Histoire critique de l’établissement de la monarchie françoise dans les Gaules/Livre 2/Chapitre 4

LIVRE 2 CHAPITRE 4

CHAPITRE IV.

Des évenemens arrivés dans l’Empire d’Occident depuis l’année quatre cens dix jusqu’à l’année quatre cens seize. De la dignité de Patrice. de l’établissement des Visigots dans les Gaules.


Au mois d’août de l’année quatre cens dix Alaric prit et saccagea la ville de Rome. Il ne survêcut pas long-tems à cet exploit ; mais son successeur Ataulphe ne fit sa paix avec l’empereur, et il n’évacua l’Italie qu’en quatre cens douze. Jusqu’à cette convention dont nous parlerons bien-tôt, Honorius craignit plus d’une fois pour sa liberté. Voici d’un autre côté ce qui se passa dans les Gaules en quatre cens dix et l’année suivante.

Gérontius, s’étoit soulevé contre son maître le tyran Constantin, et il avoit entrepris de le déposer. Ce géneral rebelle peu inquiet des progrès que les Vandales ne manqueroient pas de faire en Espagne durant son absence, passa les Pyrénées, comme je l’ai déja dit, et entra dans les Gaules sous les auspices du Maximus qu’il avoit fait proclamer empereur. Constantin dénué de troupes, à cause de la disposition qu’il avoit faite des siennes, ne put imaginer rien de mieux que de se jetter dans Arles après avoir envoyé son fils Constans et Edobécus un de ses géneraux faire des levées d’hommes sur les bords du Rhin. La ville d’Arles fut donc attaquée par Gérontius, mais ce rebelle fut bien-tôt obligé à lever son siége. L’armée d’Honorius commandée par Constance ayant passé les Alpes, s’étoit approchée d’Arles, et Gérontius n’avoit pas moins de peur de cette armée-là, qu’il en auroit eu de celle même de Constantin.

**DONNÉES FOURNIES**.
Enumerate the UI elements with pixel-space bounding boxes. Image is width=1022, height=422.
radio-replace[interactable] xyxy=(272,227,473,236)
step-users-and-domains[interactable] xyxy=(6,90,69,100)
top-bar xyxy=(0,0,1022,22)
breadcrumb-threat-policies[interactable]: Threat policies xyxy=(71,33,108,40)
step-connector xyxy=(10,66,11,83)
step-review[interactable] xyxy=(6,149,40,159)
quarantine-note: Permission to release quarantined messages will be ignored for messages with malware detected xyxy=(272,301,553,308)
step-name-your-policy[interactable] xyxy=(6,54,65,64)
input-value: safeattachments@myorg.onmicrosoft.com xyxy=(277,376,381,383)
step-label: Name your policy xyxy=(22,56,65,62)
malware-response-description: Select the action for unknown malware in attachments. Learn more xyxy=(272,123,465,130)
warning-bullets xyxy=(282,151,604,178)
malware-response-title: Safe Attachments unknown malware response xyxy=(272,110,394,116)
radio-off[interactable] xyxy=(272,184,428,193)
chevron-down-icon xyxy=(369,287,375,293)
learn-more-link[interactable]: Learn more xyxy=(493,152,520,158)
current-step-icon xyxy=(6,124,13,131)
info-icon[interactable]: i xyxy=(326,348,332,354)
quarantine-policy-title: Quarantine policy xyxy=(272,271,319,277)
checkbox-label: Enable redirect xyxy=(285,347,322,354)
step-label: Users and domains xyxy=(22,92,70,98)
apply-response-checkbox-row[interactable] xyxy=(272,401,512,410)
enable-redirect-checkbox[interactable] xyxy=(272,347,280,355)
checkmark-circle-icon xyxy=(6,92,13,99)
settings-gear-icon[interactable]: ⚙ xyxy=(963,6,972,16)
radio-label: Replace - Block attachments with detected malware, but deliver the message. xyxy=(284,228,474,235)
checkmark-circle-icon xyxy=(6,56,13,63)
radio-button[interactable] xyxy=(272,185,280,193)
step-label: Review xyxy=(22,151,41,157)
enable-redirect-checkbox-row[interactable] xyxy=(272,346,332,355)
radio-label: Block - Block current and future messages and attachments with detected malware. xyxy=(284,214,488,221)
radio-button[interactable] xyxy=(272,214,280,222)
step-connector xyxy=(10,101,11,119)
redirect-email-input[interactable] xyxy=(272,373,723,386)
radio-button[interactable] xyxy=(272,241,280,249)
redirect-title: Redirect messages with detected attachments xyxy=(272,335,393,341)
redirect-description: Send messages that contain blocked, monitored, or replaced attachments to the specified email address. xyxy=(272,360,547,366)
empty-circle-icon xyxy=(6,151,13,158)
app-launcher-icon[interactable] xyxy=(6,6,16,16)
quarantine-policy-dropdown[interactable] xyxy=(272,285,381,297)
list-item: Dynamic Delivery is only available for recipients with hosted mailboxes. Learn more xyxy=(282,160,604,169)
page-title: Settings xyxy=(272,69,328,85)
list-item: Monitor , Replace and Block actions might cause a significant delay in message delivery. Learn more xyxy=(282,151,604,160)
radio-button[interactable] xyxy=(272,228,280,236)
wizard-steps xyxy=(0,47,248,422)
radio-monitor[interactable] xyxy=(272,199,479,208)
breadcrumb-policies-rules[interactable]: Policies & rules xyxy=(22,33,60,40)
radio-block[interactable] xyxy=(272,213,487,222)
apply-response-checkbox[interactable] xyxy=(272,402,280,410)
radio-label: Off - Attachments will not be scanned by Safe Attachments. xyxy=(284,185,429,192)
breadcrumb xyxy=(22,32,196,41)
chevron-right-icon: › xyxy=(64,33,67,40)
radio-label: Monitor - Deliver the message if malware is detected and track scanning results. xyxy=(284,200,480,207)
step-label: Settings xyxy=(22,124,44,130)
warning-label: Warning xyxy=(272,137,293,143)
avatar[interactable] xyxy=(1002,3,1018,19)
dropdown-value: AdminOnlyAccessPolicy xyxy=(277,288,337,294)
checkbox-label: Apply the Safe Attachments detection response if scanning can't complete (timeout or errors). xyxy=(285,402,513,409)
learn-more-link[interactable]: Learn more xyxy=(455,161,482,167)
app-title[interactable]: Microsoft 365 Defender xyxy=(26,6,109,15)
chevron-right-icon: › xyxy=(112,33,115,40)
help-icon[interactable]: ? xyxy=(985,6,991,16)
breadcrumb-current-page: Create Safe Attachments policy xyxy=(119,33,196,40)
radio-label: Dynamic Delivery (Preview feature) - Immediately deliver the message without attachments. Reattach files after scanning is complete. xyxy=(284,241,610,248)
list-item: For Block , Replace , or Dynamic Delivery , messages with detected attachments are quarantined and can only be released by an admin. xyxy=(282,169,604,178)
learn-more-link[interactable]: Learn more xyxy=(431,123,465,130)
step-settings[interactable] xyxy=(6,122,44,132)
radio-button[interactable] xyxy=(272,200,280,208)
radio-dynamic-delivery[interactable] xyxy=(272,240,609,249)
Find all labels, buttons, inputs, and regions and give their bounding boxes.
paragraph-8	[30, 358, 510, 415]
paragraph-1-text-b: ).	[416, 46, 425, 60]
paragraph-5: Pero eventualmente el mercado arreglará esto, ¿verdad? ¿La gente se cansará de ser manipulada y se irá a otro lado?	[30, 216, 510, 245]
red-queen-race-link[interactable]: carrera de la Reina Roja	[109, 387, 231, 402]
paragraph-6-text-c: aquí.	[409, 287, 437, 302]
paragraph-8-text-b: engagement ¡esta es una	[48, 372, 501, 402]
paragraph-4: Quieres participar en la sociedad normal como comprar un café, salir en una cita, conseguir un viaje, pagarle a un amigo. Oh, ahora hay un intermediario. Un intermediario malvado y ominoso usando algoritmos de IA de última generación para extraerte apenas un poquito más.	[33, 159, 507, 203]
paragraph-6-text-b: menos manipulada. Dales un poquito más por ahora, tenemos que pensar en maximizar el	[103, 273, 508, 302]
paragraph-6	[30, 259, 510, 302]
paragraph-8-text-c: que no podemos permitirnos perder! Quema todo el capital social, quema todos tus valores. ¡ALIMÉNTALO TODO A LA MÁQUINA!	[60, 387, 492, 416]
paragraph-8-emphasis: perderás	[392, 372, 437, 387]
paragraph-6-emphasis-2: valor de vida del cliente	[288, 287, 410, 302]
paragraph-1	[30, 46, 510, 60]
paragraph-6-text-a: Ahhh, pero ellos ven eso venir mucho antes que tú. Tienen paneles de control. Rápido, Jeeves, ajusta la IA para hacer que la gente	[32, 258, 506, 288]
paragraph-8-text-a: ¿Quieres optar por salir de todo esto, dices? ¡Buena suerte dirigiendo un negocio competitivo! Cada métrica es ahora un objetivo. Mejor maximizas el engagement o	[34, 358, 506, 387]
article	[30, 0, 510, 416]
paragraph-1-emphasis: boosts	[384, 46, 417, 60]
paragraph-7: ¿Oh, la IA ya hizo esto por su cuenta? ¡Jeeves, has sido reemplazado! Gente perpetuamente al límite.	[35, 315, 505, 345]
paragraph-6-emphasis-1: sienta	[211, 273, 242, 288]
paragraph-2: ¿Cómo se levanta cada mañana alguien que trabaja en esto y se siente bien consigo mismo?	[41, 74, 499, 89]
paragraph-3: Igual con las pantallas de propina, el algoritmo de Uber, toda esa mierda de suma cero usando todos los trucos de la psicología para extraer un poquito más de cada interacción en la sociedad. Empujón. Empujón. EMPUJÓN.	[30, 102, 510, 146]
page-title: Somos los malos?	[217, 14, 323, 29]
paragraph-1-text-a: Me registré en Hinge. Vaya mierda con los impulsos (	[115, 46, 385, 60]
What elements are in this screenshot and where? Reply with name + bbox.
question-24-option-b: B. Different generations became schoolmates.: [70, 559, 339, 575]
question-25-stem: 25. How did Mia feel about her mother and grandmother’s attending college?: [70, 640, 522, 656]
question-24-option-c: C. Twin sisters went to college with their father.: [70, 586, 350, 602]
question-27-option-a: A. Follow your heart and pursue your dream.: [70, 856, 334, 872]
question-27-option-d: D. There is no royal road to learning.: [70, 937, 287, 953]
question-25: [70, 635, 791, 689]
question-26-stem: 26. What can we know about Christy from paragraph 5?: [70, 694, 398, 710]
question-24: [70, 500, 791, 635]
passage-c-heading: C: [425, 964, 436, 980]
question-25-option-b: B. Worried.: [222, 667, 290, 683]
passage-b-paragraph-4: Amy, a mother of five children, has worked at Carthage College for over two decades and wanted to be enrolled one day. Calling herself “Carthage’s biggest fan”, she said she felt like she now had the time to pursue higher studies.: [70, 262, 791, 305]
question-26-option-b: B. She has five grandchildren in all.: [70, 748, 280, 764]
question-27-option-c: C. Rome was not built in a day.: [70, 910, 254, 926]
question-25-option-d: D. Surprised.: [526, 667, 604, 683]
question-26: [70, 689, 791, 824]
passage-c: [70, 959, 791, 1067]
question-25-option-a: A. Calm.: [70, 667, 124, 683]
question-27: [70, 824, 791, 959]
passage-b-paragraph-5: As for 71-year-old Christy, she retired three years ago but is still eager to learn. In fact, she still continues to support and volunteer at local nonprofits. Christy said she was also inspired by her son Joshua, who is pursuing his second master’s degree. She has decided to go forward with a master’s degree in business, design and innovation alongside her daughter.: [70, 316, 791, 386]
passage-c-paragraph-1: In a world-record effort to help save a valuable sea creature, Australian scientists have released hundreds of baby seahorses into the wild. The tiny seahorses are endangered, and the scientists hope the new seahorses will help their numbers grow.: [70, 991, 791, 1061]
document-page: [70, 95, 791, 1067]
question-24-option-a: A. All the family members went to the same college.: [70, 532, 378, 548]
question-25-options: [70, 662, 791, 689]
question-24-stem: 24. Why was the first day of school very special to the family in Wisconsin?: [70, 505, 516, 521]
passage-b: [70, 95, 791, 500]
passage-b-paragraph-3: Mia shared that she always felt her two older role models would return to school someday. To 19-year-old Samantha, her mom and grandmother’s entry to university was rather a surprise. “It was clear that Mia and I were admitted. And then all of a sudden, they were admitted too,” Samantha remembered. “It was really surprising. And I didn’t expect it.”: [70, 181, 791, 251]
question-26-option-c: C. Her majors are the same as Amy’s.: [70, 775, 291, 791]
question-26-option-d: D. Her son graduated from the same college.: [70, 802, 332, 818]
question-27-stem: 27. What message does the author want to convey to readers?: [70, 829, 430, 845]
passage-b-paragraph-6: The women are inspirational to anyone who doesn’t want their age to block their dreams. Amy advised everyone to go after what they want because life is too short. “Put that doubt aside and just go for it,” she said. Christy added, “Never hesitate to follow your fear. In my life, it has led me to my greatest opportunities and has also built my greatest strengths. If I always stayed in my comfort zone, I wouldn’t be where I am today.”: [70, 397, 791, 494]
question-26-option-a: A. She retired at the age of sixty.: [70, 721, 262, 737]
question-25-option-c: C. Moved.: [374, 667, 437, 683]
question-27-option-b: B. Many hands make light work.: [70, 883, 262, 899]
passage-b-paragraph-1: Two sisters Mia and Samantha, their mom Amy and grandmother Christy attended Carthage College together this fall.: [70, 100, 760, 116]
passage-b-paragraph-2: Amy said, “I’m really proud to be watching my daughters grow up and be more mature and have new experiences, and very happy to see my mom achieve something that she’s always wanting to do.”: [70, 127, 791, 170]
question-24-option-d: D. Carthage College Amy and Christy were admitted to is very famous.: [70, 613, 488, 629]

**CONSIGNES À SUIVRE**.
1 > D'après le texte de la page, qui commandait l'armée d'Honorius lorsqu'elle passa les Alpes ?
2 > Indiquez si chacune des affirmations suivantes concorde avec le texte de la page, en répondant par oui ou par non et en citant exactement les mots qui permettent de trancher : (a) Alaric prit Rome au mois d'août de l'année quatre cent dix ; (b) Constantin envoya son fils Constans lever des hommes en Espagne ; (c) Gérontius parvint à s'emparer de la ville d'Arles.
3 > Recopiez mot pour mot le passage du texte de la page qui commence à « Histoire critique de » et se termine à « et l’année suivante. ».
Répondez en vous fondant uniquement sur le texte de la page.

**LISTE DES RÉPONSES**.
1 > Constance.

2 >
(a) Oui : « Au mois d’août de l’année quatre cens dix Alaric prit et saccagea la ville de Rome ».
(b) Non : « faire des levées d’hommes sur les bords du Rhin ».
(c) Non : « ce rebelle fut bien-tôt obligé à lever son siége ».

3 >
Histoire critique de l’établissement de la monarchie françoise dans les Gaules/Livre 2/Chapitre 4

LIVRE 2 CHAPITRE 4

CHAPITRE IV.

Des évenemens arrivés dans l’Empire d’Occident depuis l’année quatre cens dix jusqu’à l’année quatre cens seize. De la dignité de Patrice. de l’établissement des Visigots dans les Gaules.


Au mois d’août de l’année quatre cens dix Alaric prit et saccagea la ville de Rome. Il ne survêcut pas long-tems à cet exploit ; mais son successeur Ataulphe ne fit sa paix avec l’empereur, et il n’évacua l’Italie qu’en quatre cens douze. Jusqu’à cette convention dont nous parlerons bien-tôt, Honorius craignit plus d’une fois pour sa liberté. Voici d’un autre côté ce qui se passa dans les Gaules en quatre cens dix et l’année suivante.